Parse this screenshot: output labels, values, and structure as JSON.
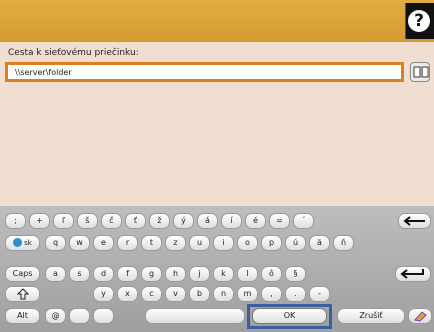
{
  "header": {
    "help_glyph": "?"
  },
  "form": {
    "label": "Cesta k sieťovému priečinku:",
    "path_value": "\\\\server\\folder"
  },
  "keyboard": {
    "row1": [
      ";",
      "+",
      "ľ",
      "š",
      "č",
      "ť",
      "ž",
      "ý",
      "á",
      "í",
      "é",
      "=",
      "´"
    ],
    "row2": [
      "q",
      "w",
      "e",
      "r",
      "t",
      "z",
      "u",
      "i",
      "o",
      "p",
      "ú",
      "ä",
      "ň"
    ],
    "row3": [
      "a",
      "s",
      "d",
      "f",
      "g",
      "h",
      "j",
      "k",
      "l",
      "ô",
      "§"
    ],
    "row4": [
      "y",
      "x",
      "c",
      "v",
      "b",
      "n",
      "m",
      ",",
      ".",
      "-"
    ],
    "lang_label": "sk",
    "caps_label": "Caps",
    "alt_label": "Alt",
    "at_label": "@",
    "ok_label": "OK",
    "cancel_label": "Zrušiť"
  },
  "colors": {
    "accent": "#e07d1e",
    "topbar": "#d69a33",
    "focus": "#3a5f9e"
  }
}
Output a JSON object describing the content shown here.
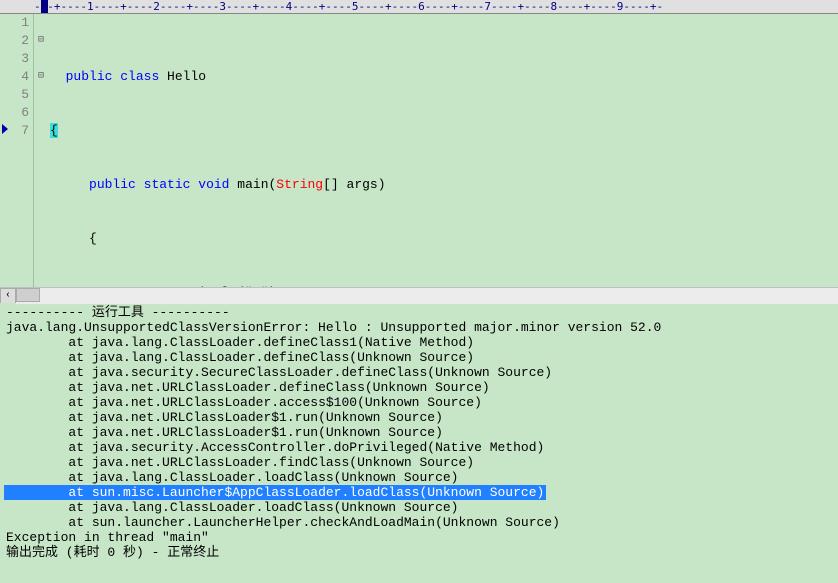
{
  "ruler": {
    "text": "---+----1----+----2----+----3----+----4----+----5----+----6----+----7----+----8----+----9----+-"
  },
  "editor": {
    "line_numbers": [
      "1",
      "2",
      "3",
      "4",
      "5",
      "6",
      "7"
    ],
    "fold_markers": [
      "",
      "⊟",
      "",
      "⊟",
      "",
      "",
      ""
    ],
    "code": {
      "l1": {
        "indent": "  ",
        "k1": "public",
        "s1": " ",
        "k2": "class",
        "rest": " Hello"
      },
      "l2": {
        "brace": "{"
      },
      "l3": {
        "indent": "     ",
        "k1": "public",
        "s1": " ",
        "k2": "static",
        "s2": " ",
        "k3": "void",
        "s3": " main(",
        "t": "String",
        "rest": "[] args)"
      },
      "l4": {
        "indent": "     ",
        "brace": "{"
      },
      "l5": {
        "indent": "      ",
        "t": "System",
        "s1": ".out.println(",
        "str": "\"c\"",
        "s2": ") ;"
      },
      "l6": {
        "indent": "      ",
        "brace": "}"
      },
      "l7": {
        "indent": "  ",
        "brace": "}"
      }
    }
  },
  "console": {
    "lines": [
      "---------- 运行工具 ----------",
      "java.lang.UnsupportedClassVersionError: Hello : Unsupported major.minor version 52.0",
      "\tat java.lang.ClassLoader.defineClass1(Native Method)",
      "\tat java.lang.ClassLoader.defineClass(Unknown Source)",
      "\tat java.security.SecureClassLoader.defineClass(Unknown Source)",
      "\tat java.net.URLClassLoader.defineClass(Unknown Source)",
      "\tat java.net.URLClassLoader.access$100(Unknown Source)",
      "\tat java.net.URLClassLoader$1.run(Unknown Source)",
      "\tat java.net.URLClassLoader$1.run(Unknown Source)",
      "\tat java.security.AccessController.doPrivileged(Native Method)",
      "\tat java.net.URLClassLoader.findClass(Unknown Source)",
      "\tat java.lang.ClassLoader.loadClass(Unknown Source)",
      "\tat sun.misc.Launcher$AppClassLoader.loadClass(Unknown Source)",
      "\tat java.lang.ClassLoader.loadClass(Unknown Source)",
      "\tat sun.launcher.LauncherHelper.checkAndLoadMain(Unknown Source)",
      "Exception in thread \"main\" ",
      "输出完成 (耗时 0 秒) - 正常终止"
    ],
    "highlighted_index": 12
  }
}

⁂

_What the exercise asks:_
Count each line of the entries that holds the word "Method", then state the total and nothing more.

_Written answer:_
2